■ What you need to do ■
Without including any images, reproduce each entry exactly.

▼

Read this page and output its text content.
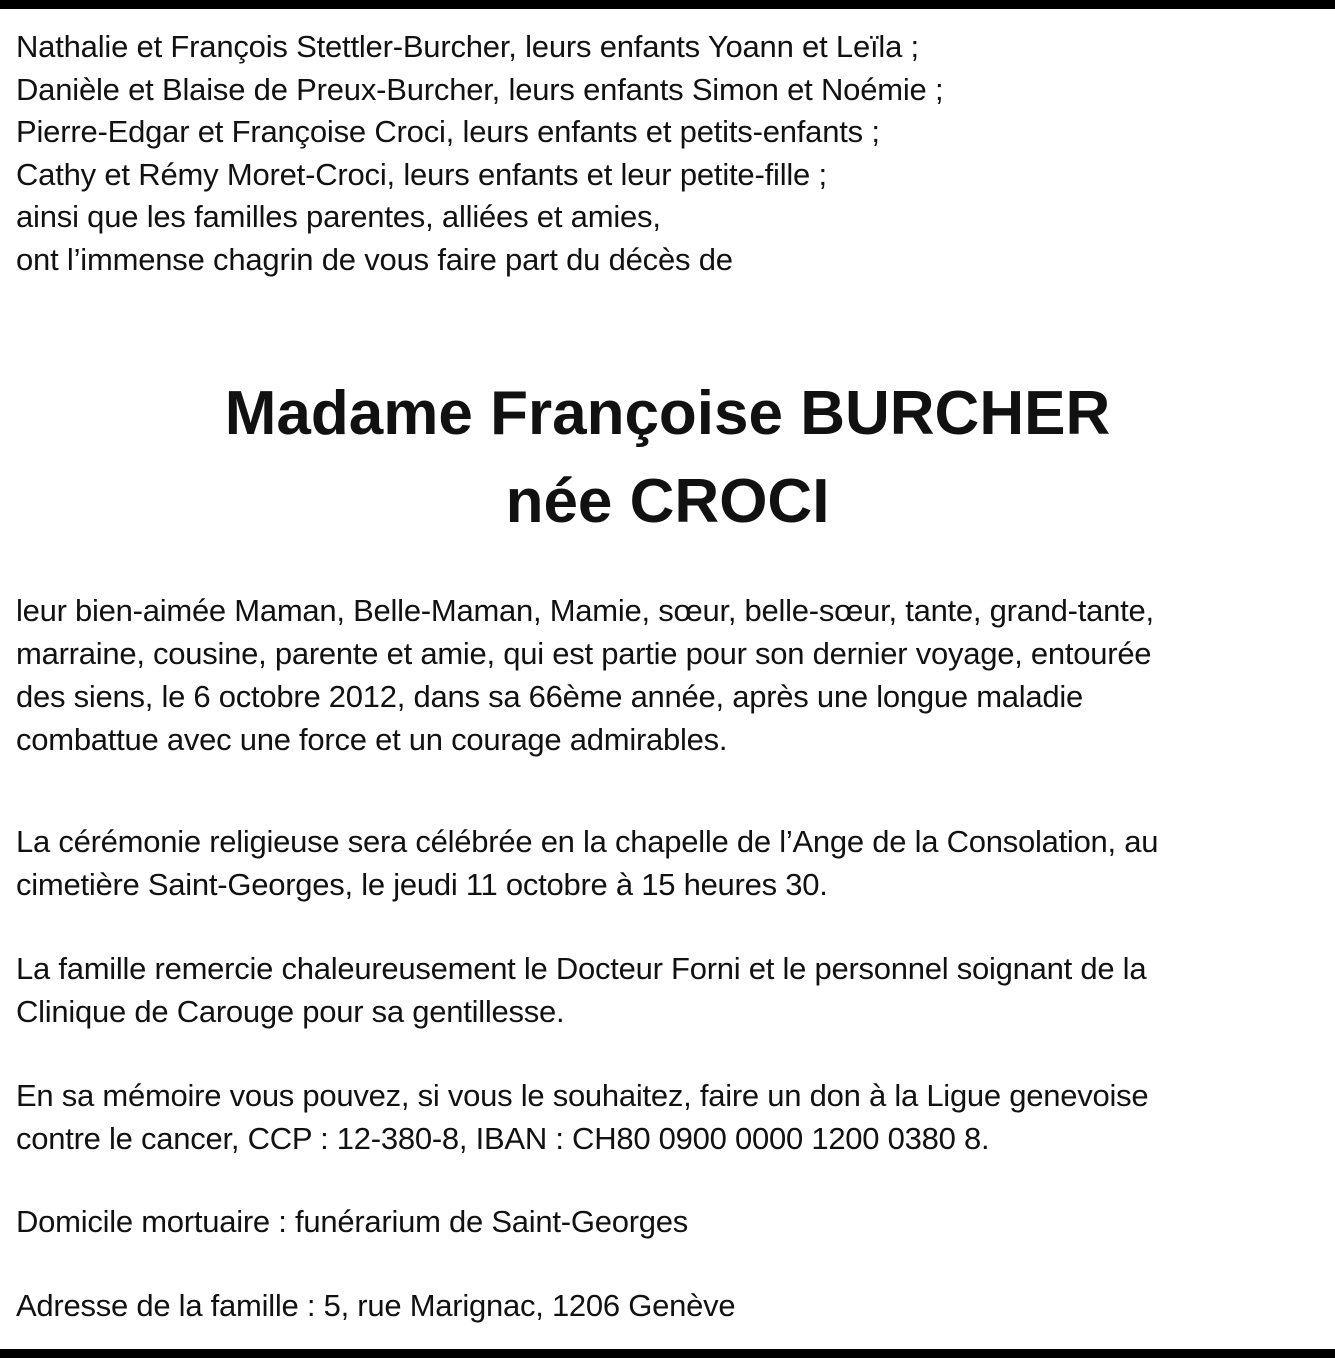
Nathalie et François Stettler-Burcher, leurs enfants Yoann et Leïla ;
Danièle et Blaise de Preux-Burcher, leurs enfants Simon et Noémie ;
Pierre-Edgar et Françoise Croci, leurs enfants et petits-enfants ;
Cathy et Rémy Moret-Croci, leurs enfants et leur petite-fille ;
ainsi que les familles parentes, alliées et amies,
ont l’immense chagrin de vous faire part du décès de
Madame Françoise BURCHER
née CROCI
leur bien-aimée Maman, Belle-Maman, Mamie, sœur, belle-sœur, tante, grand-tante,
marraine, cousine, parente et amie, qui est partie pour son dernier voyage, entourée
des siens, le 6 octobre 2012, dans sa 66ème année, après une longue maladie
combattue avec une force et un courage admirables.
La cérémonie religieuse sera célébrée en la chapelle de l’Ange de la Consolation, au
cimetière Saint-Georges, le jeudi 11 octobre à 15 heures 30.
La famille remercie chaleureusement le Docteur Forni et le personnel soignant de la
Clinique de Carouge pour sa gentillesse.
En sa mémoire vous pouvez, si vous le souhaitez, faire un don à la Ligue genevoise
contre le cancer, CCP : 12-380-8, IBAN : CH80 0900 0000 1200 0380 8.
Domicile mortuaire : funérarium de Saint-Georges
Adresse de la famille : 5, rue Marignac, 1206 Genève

▲

■ Task result ■
Read this page and output its text content.
Nathalie et François Stettler-Burcher, leurs enfants Yoann et Leïla ;
Danièle et Blaise de Preux-Burcher, leurs enfants Simon et Noémie ;
Pierre-Edgar et Françoise Croci, leurs enfants et petits-enfants ;
Cathy et Rémy Moret-Croci, leurs enfants et leur petite-fille ;
ainsi que les familles parentes, alliées et amies,
ont l’immense chagrin de vous faire part du décès de
Madame Françoise BURCHER
née CROCI
leur bien-aimée Maman, Belle-Maman, Mamie, sœur, belle-sœur, tante, grand-tante,
marraine, cousine, parente et amie, qui est partie pour son dernier voyage, entourée
des siens, le 6 octobre 2012, dans sa 66ème année, après une longue maladie
combattue avec une force et un courage admirables.
La cérémonie religieuse sera célébrée en la chapelle de l’Ange de la Consolation, au
cimetière Saint-Georges, le jeudi 11 octobre à 15 heures 30.
La famille remercie chaleureusement le Docteur Forni et le personnel soignant de la
Clinique de Carouge pour sa gentillesse.
En sa mémoire vous pouvez, si vous le souhaitez, faire un don à la Ligue genevoise
contre le cancer, CCP : 12-380-8, IBAN : CH80 0900 0000 1200 0380 8.
Domicile mortuaire : funérarium de Saint-Georges
Adresse de la famille : 5, rue Marignac, 1206 Genève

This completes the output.